# Your task
Restate all of the entries exactly, dropping any pictures they hold.

* * *

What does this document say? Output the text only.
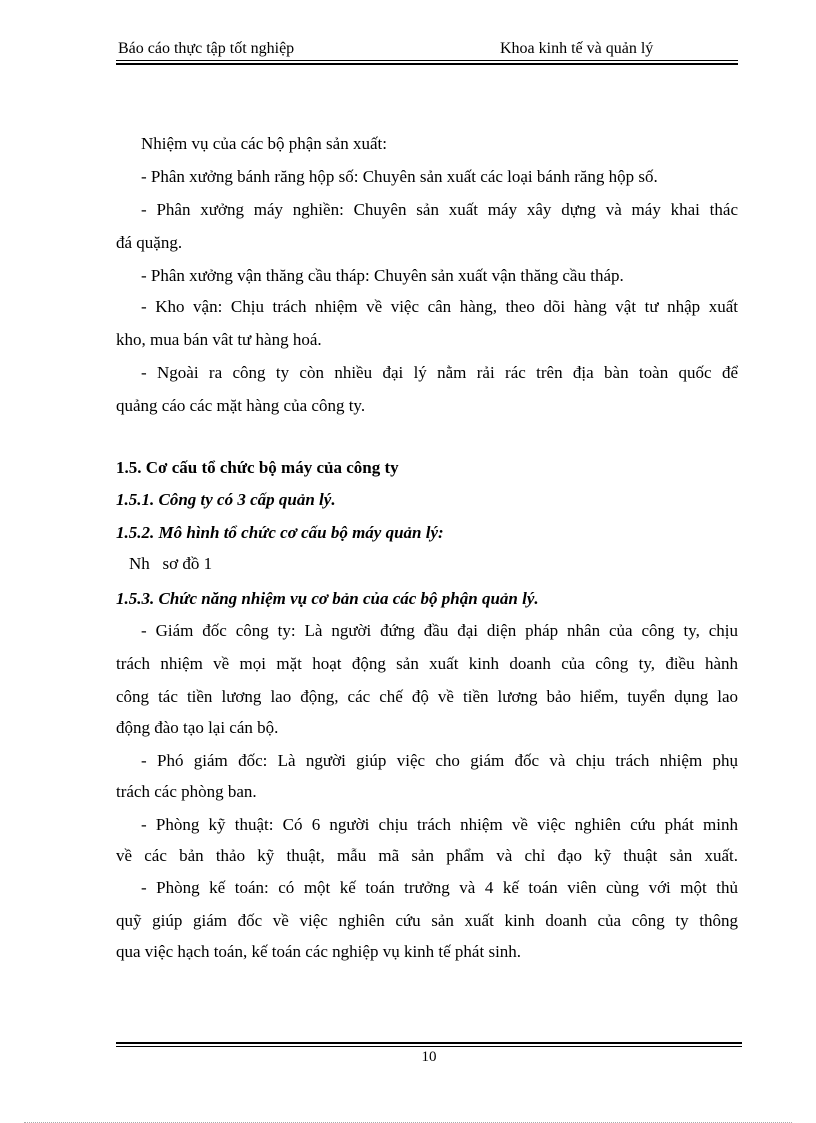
Báo cáo thực tập tốt nghiệp	Khoa kinh tế và quản lý
Nhiệm vụ của các bộ phận sản xuất:
- Phân xưởng bánh răng hộp số: Chuyên sản xuất các loại bánh răng hộp số.
- Phân xưởng máy nghiền: Chuyên sản xuất máy xây dựng và máy khai thác
đá quặng.
- Phân xưởng vận thăng cầu tháp: Chuyên sản xuất vận thăng cầu tháp.
- Kho vận: Chịu trách nhiệm về việc cân hàng, theo dõi hàng vật tư nhập xuất
kho, mua bán vât tư hàng hoá.
- Ngoài ra công ty còn nhiều đại lý nằm rải rác trên địa bàn toàn quốc để
quảng cáo các mặt hàng của công ty.
1.5. Cơ cấu tổ chức bộ máy của công ty
1.5.1. Công ty có 3 cấp quản lý.
1.5.2. Mô hình tổ chức cơ cấu bộ máy quản lý:
Nh   sơ đồ 1
1.5.3. Chức năng nhiệm vụ cơ bản của các bộ phận quản lý.
- Giám đốc công ty: Là người đứng đầu đại diện pháp nhân của công ty, chịu
trách nhiệm về mọi mặt hoạt động sản xuất kinh doanh của công ty, điều hành
công tác tiền lương lao động, các chế độ về tiền lương bảo hiểm, tuyển dụng lao
động đào tạo lại cán bộ.
- Phó giám đốc: Là người giúp việc cho giám đốc và chịu trách nhiệm phụ
trách các phòng ban.
- Phòng kỹ thuật: Có 6 người chịu trách nhiệm về việc nghiên cứu phát minh
về các bản thảo kỹ thuật, mẫu mã sản phẩm và chỉ đạo kỹ thuật sản xuất.
- Phòng kế toán: có một kế toán trưởng và 4 kế toán viên cùng với một thủ
quỹ giúp giám đốc về việc nghiên cứu sản xuất kinh doanh của công ty thông
qua việc hạch toán, kế toán các nghiệp vụ kinh tế phát sinh.
10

* * *

# Written answer
What does this document say? Output the text only.
Báo cáo thực tập tốt nghiệp	Khoa kinh tế và quản lý
Nhiệm vụ của các bộ phận sản xuất:
- Phân xưởng bánh răng hộp số: Chuyên sản xuất các loại bánh răng hộp số.
- Phân xưởng máy nghiền: Chuyên sản xuất máy xây dựng và máy khai thác
đá quặng.
- Phân xưởng vận thăng cầu tháp: Chuyên sản xuất vận thăng cầu tháp.
- Kho vận: Chịu trách nhiệm về việc cân hàng, theo dõi hàng vật tư nhập xuất
kho, mua bán vât tư hàng hoá.
- Ngoài ra công ty còn nhiều đại lý nằm rải rác trên địa bàn toàn quốc để
quảng cáo các mặt hàng của công ty.
1.5. Cơ cấu tổ chức bộ máy của công ty
1.5.1. Công ty có 3 cấp quản lý.
1.5.2. Mô hình tổ chức cơ cấu bộ máy quản lý:
Nh   sơ đồ 1
1.5.3. Chức năng nhiệm vụ cơ bản của các bộ phận quản lý.
- Giám đốc công ty: Là người đứng đầu đại diện pháp nhân của công ty, chịu
trách nhiệm về mọi mặt hoạt động sản xuất kinh doanh của công ty, điều hành
công tác tiền lương lao động, các chế độ về tiền lương bảo hiểm, tuyển dụng lao
động đào tạo lại cán bộ.
- Phó giám đốc: Là người giúp việc cho giám đốc và chịu trách nhiệm phụ
trách các phòng ban.
- Phòng kỹ thuật: Có 6 người chịu trách nhiệm về việc nghiên cứu phát minh
về các bản thảo kỹ thuật, mẫu mã sản phẩm và chỉ đạo kỹ thuật sản xuất.
- Phòng kế toán: có một kế toán trưởng và 4 kế toán viên cùng với một thủ
quỹ giúp giám đốc về việc nghiên cứu sản xuất kinh doanh của công ty thông
qua việc hạch toán, kế toán các nghiệp vụ kinh tế phát sinh.
10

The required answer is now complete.